**Problem requirements**
Make a verbatim copy of the entries below; pictures stay out.

**Raw data**
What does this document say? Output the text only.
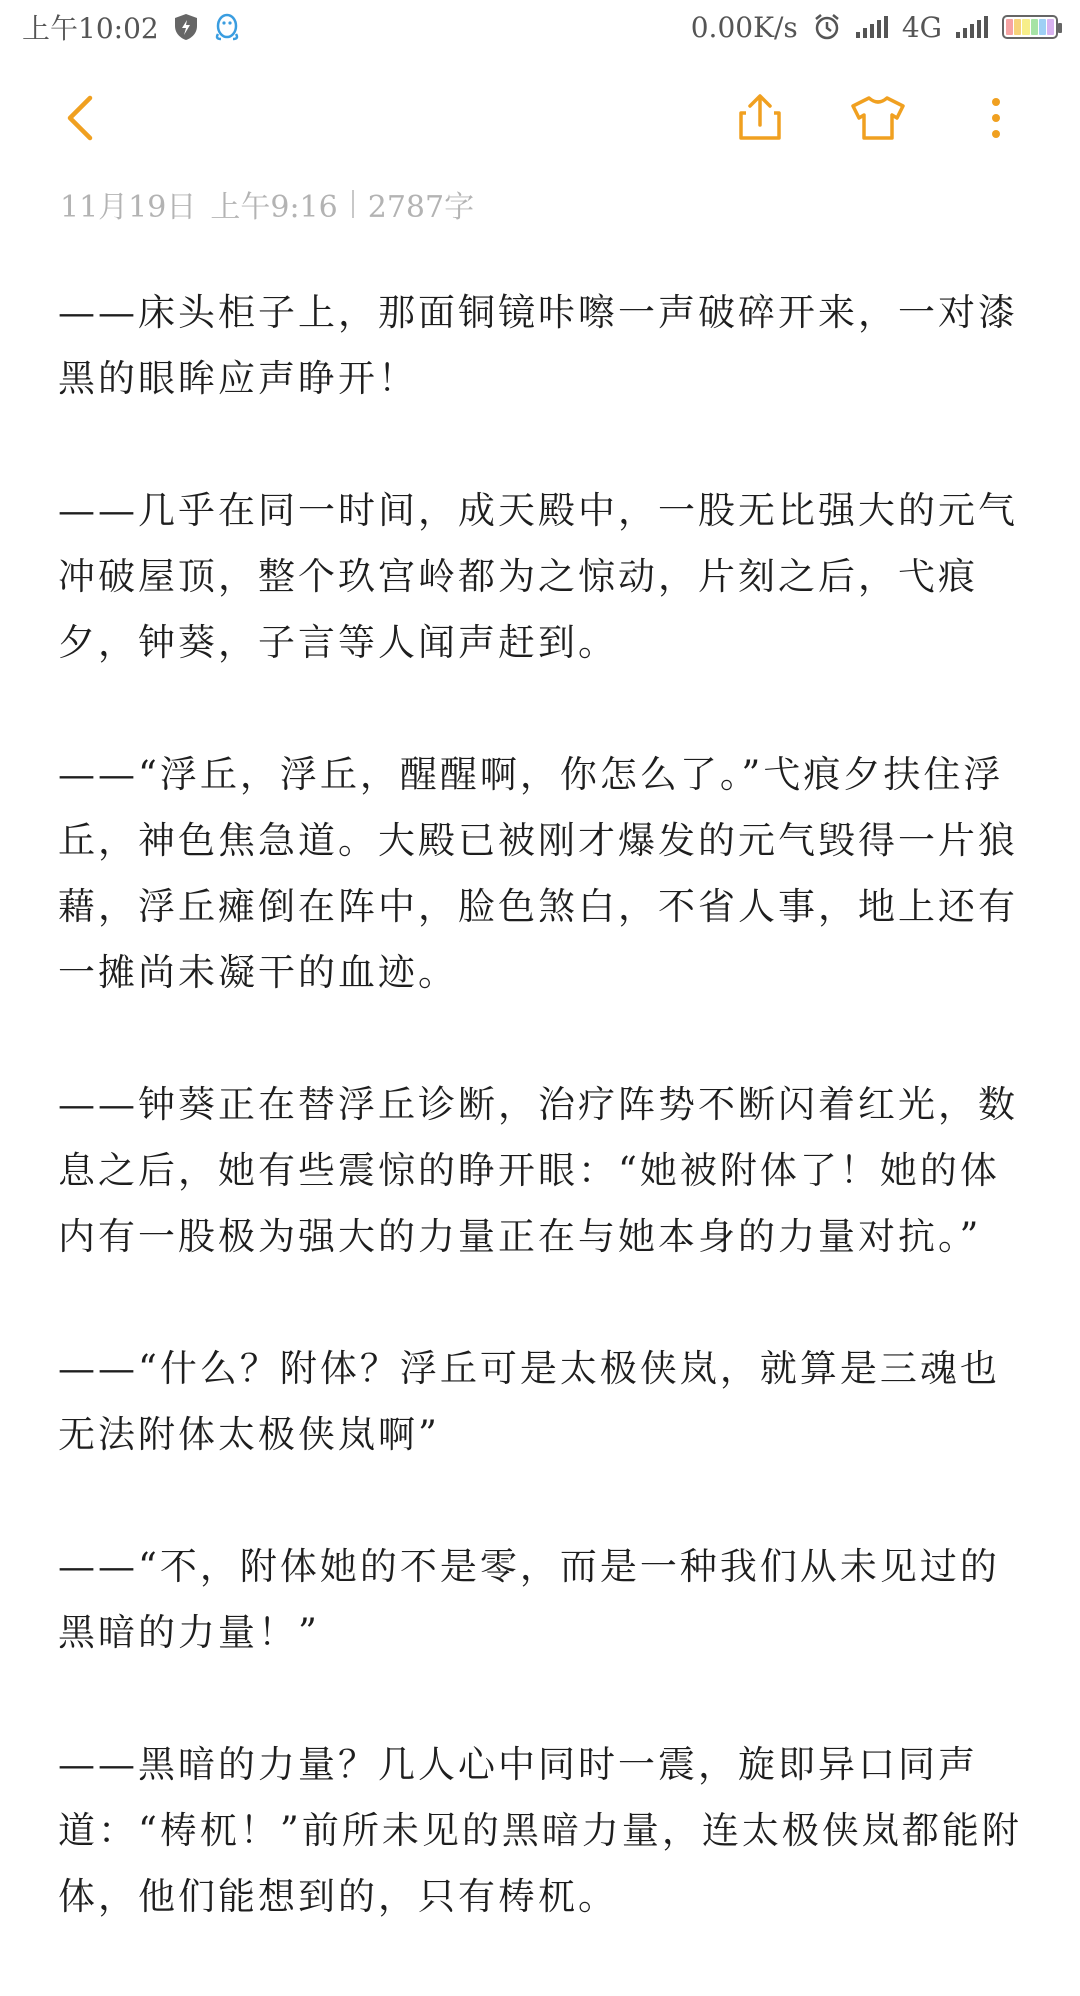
上午10:02	0.00K/s	4G
11月19日 上午9:16 2787字

——床头柜子上，那面铜镜咔嚓一声破碎开来，一对漆黑的眼眸应声睁开！

——几乎在同一时间，成天殿中，一股无比强大的元气冲破屋顶，整个玖宫岭都为之惊动，片刻之后，弋痕夕，钟葵，子言等人闻声赶到。

——“浮丘，浮丘，醒醒啊，你怎么了。”弋痕夕扶住浮丘，神色焦急道。大殿已被刚才爆发的元气毁得一片狼藉，浮丘瘫倒在阵中，脸色煞白，不省人事，地上还有一摊尚未凝干的血迹。

——钟葵正在替浮丘诊断，治疗阵势不断闪着红光，数息之后，她有些震惊的睁开眼：“她被附体了！她的体内有一股极为强大的力量正在与她本身的力量对抗。”

——“什么？附体？浮丘可是太极侠岚，就算是三魂也无法附体太极侠岚啊”

——“不，附体她的不是零，而是一种我们从未见过的黑暗的力量！”

——黑暗的力量？几人心中同时一震，旋即异口同声道：“梼杌！”前所未见的黑暗力量，连太极侠岚都能附体，他们能想到的，只有梼杌。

**Output of the task**
What does this document say? Output the text only.
上午10:02	0.00K/s	4G
11月19日 上午9:16 2787字

——床头柜子上，那面铜镜咔嚓一声破碎开来，一对漆黑的眼眸应声睁开！

——几乎在同一时间，成天殿中，一股无比强大的元气冲破屋顶，整个玖宫岭都为之惊动，片刻之后，弋痕夕，钟葵，子言等人闻声赶到。

——“浮丘，浮丘，醒醒啊，你怎么了。”弋痕夕扶住浮丘，神色焦急道。大殿已被刚才爆发的元气毁得一片狼藉，浮丘瘫倒在阵中，脸色煞白，不省人事，地上还有一摊尚未凝干的血迹。

——钟葵正在替浮丘诊断，治疗阵势不断闪着红光，数息之后，她有些震惊的睁开眼：“她被附体了！她的体内有一股极为强大的力量正在与她本身的力量对抗。”

——“什么？附体？浮丘可是太极侠岚，就算是三魂也无法附体太极侠岚啊”

——“不，附体她的不是零，而是一种我们从未见过的黑暗的力量！”

——黑暗的力量？几人心中同时一震，旋即异口同声道：“梼杌！”前所未见的黑暗力量，连太极侠岚都能附体，他们能想到的，只有梼杌。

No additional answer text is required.